• EXERCISE: Copy all of the material below exactly.

Stored data

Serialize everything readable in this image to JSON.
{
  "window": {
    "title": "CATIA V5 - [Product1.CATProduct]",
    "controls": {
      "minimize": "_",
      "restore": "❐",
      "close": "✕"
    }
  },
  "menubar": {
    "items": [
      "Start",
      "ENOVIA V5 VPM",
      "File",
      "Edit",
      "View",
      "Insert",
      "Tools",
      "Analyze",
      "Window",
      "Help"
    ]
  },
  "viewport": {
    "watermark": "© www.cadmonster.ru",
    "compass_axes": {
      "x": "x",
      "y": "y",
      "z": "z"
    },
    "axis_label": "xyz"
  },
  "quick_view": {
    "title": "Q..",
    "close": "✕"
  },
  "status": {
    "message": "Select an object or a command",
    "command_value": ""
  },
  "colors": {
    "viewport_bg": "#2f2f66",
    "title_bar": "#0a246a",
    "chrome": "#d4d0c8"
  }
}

• WORKED SOLUTION:
Serialize everything readable in this image to JSON.
{
  "window": {
    "title": "CATIA V5 - [Product1.CATProduct]",
    "controls": {
      "minimize": "_",
      "restore": "❐",
      "close": "✕"
    }
  },
  "menubar": {
    "items": [
      "Start",
      "ENOVIA V5 VPM",
      "File",
      "Edit",
      "View",
      "Insert",
      "Tools",
      "Analyze",
      "Window",
      "Help"
    ]
  },
  "viewport": {
    "watermark": "© www.cadmonster.ru",
    "compass_axes": {
      "x": "x",
      "y": "y",
      "z": "z"
    },
    "axis_label": "xyz"
  },
  "quick_view": {
    "title": "Q..",
    "close": "✕"
  },
  "status": {
    "message": "Select an object or a command",
    "command_value": ""
  },
  "colors": {
    "viewport_bg": "#2f2f66",
    "title_bar": "#0a246a",
    "chrome": "#d4d0c8"
  }
}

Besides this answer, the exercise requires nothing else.